→ **EXERCISE INPUTS**
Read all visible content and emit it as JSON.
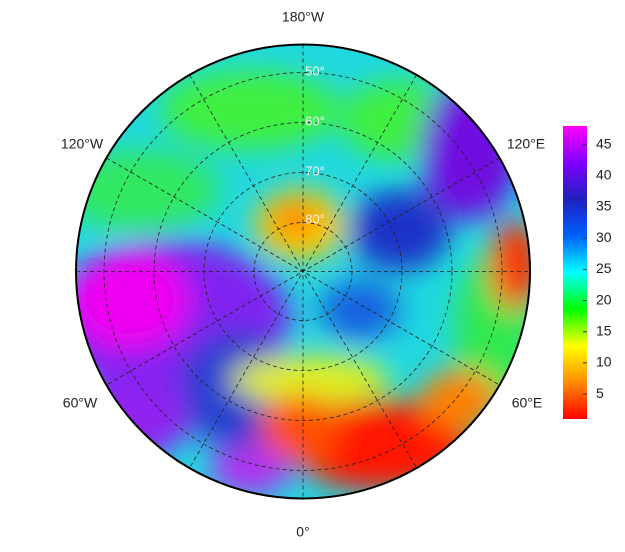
{
  "map": {
    "longitude_labels": [
      "180°W",
      "120°W",
      "120°E",
      "60°W",
      "60°E",
      "0°"
    ],
    "latitude_labels": [
      "50°",
      "60°",
      "70°",
      "80°"
    ],
    "colorbar": {
      "range": [
        1,
        48
      ],
      "ticks": [
        5,
        10,
        15,
        20,
        25,
        30,
        35,
        40,
        45
      ],
      "colors": [
        "#ff0000",
        "#ff8c00",
        "#ffff00",
        "#00ff00",
        "#00ffff",
        "#0060ff",
        "#2020c0",
        "#8000ff",
        "#ff00ff"
      ]
    }
  }
}
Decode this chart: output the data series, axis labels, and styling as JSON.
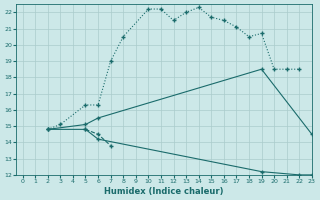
{
  "xlabel": "Humidex (Indice chaleur)",
  "xlim": [
    -0.5,
    23
  ],
  "ylim": [
    12,
    22.5
  ],
  "bg_color": "#cce8e8",
  "grid_color": "#aacccc",
  "line_color": "#1a6b6b",
  "line1_x": [
    2,
    3,
    5,
    6,
    7,
    8,
    10,
    11,
    12,
    13,
    14,
    15,
    16,
    17,
    18,
    19,
    20,
    21,
    22
  ],
  "line1_y": [
    14.8,
    15.1,
    16.3,
    16.3,
    19.0,
    20.5,
    22.2,
    22.2,
    21.5,
    22.0,
    22.3,
    21.7,
    21.5,
    21.1,
    20.5,
    20.7,
    18.5,
    18.5,
    18.5
  ],
  "line2_x": [
    2,
    5,
    6,
    19,
    23
  ],
  "line2_y": [
    14.8,
    15.1,
    15.5,
    18.5,
    14.5
  ],
  "line3_x": [
    2,
    5,
    6,
    19,
    22,
    23
  ],
  "line3_y": [
    14.8,
    14.8,
    14.2,
    12.2,
    12.0,
    12.0
  ],
  "line4_x": [
    5,
    6,
    7
  ],
  "line4_y": [
    14.8,
    14.5,
    13.8
  ],
  "yticks": [
    12,
    13,
    14,
    15,
    16,
    17,
    18,
    19,
    20,
    21,
    22
  ],
  "xticks": [
    0,
    1,
    2,
    3,
    4,
    5,
    6,
    7,
    8,
    9,
    10,
    11,
    12,
    13,
    14,
    15,
    16,
    17,
    18,
    19,
    20,
    21,
    22,
    23
  ]
}
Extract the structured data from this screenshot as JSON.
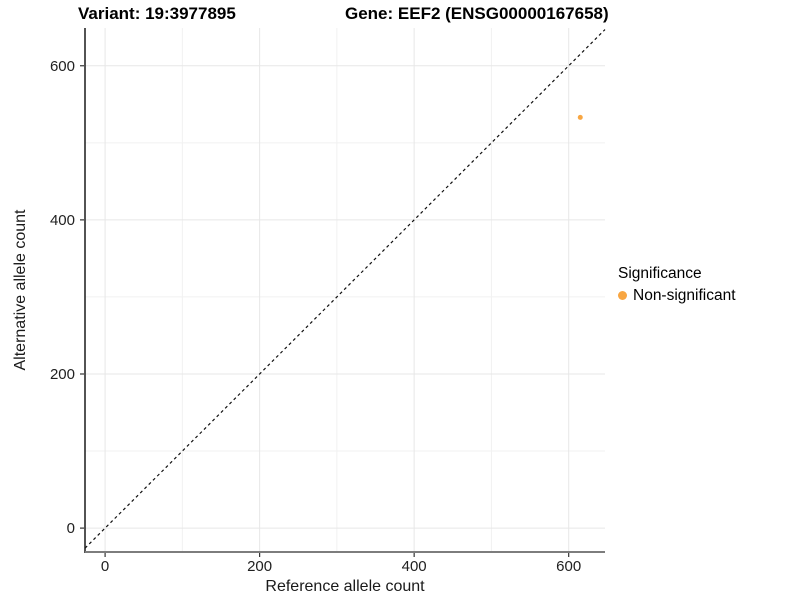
{
  "chart_data": {
    "type": "scatter",
    "title_left": "Variant: 19:3977895",
    "title_right": "Gene: EEF2 (ENSG00000167658)",
    "xlabel": "Reference allele count",
    "ylabel": "Alternative allele count",
    "x_ticks": [
      0,
      200,
      400,
      600
    ],
    "y_ticks": [
      0,
      200,
      400,
      600
    ],
    "x_minor_gridlines": [
      100,
      300,
      500
    ],
    "y_minor_gridlines": [
      100,
      300,
      500
    ],
    "xlim": [
      -26,
      647
    ],
    "ylim": [
      -31,
      649
    ],
    "grid": "on",
    "points": [
      {
        "x": 615,
        "y": 533,
        "series": "Non-significant"
      }
    ],
    "reference_line": {
      "style": "dashed",
      "slope": 1,
      "intercept": 0,
      "description": "y = x identity line"
    },
    "legend": {
      "title": "Significance",
      "position": "right",
      "entries": [
        {
          "label": "Non-significant",
          "color": "#F8A642",
          "marker": "circle"
        }
      ]
    },
    "colors": {
      "point": "#F8A642",
      "grid_major": "#E7E7E7",
      "grid_minor": "#F1F1F1",
      "axis_line_y": "#1A1A1A",
      "axis_line_x": "#7D7D7D",
      "tick": "#333333",
      "tick_label": "#212121",
      "reference_line": "#111111",
      "background": "#FFFFFF"
    }
  }
}
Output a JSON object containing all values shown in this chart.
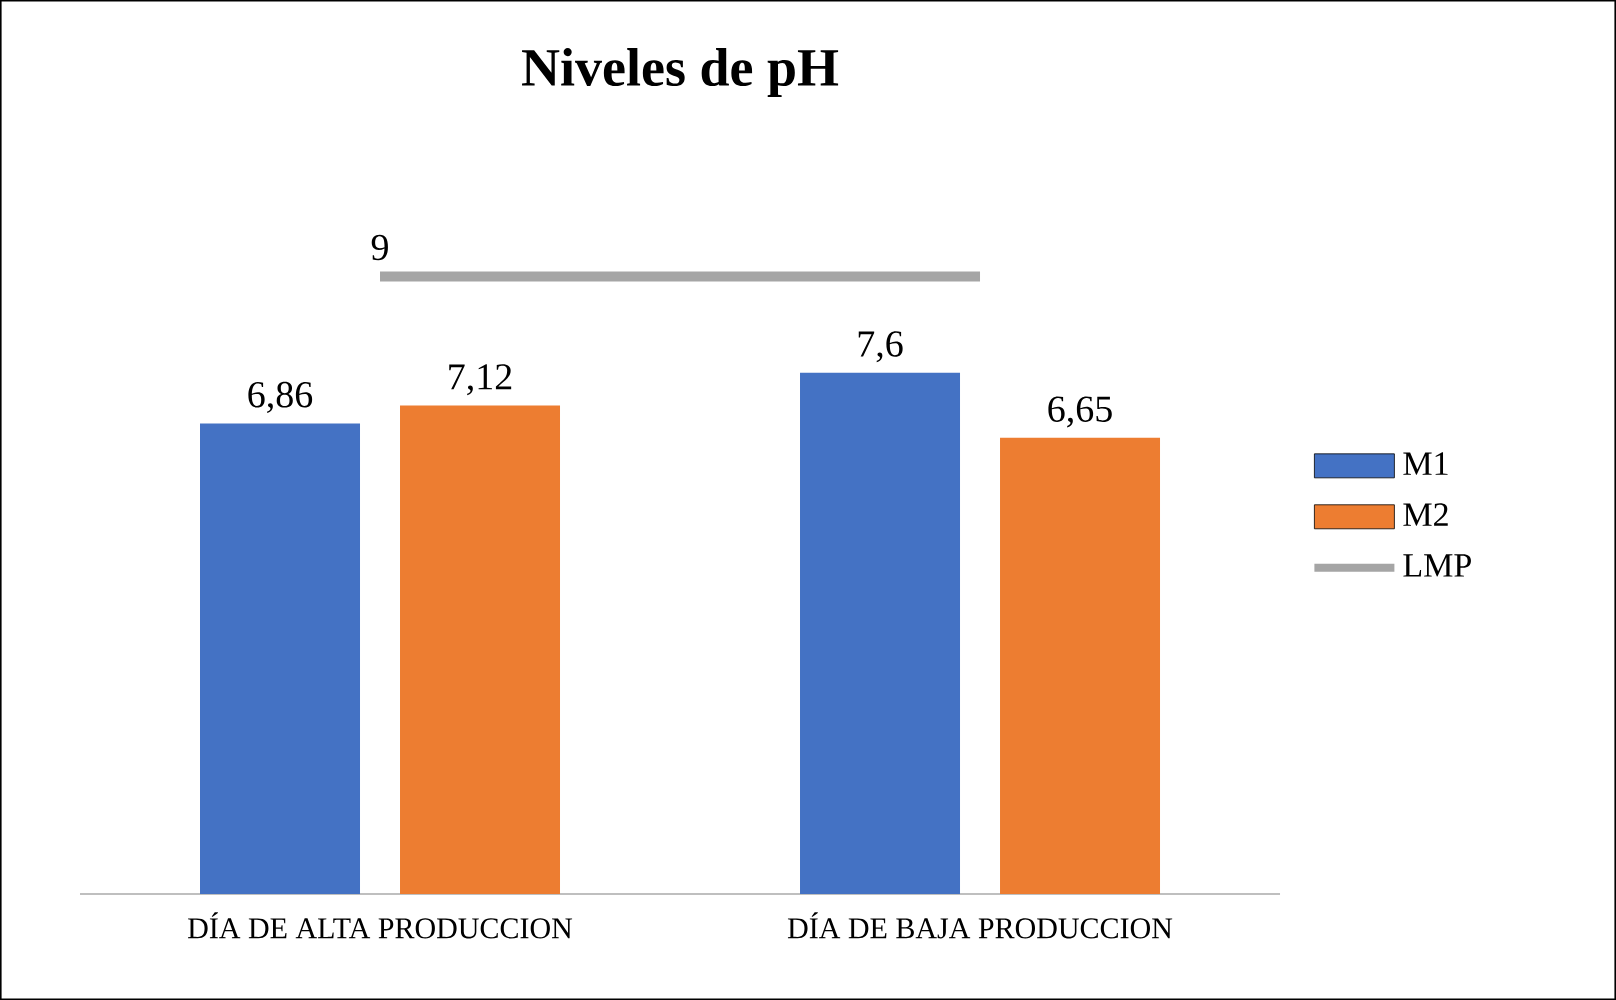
{
  "chart_data": {
    "type": "bar",
    "title": "Niveles de pH",
    "categories": [
      "DÍA DE ALTA PRODUCCION",
      "DÍA DE BAJA PRODUCCION"
    ],
    "series": [
      {
        "name": "M1",
        "color": "#4472c4",
        "values": [
          6.86,
          7.6
        ],
        "value_labels": [
          "6,86",
          "7,6"
        ]
      },
      {
        "name": "M2",
        "color": "#ed7d31",
        "values": [
          7.12,
          6.65
        ],
        "value_labels": [
          "7,12",
          "6,65"
        ]
      },
      {
        "name": "LMP",
        "type": "line",
        "color": "#a5a5a5",
        "values": [
          9,
          9
        ],
        "value_labels": [
          "9",
          null
        ]
      }
    ],
    "legend": "right"
  }
}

→ **SHORT PROBLEM**
Out of the preceding entries, pull every line containing the string "significant".

→ **FINISHED EXERCISE**
        "series": "Non-significant"
          "label": "Non-significant",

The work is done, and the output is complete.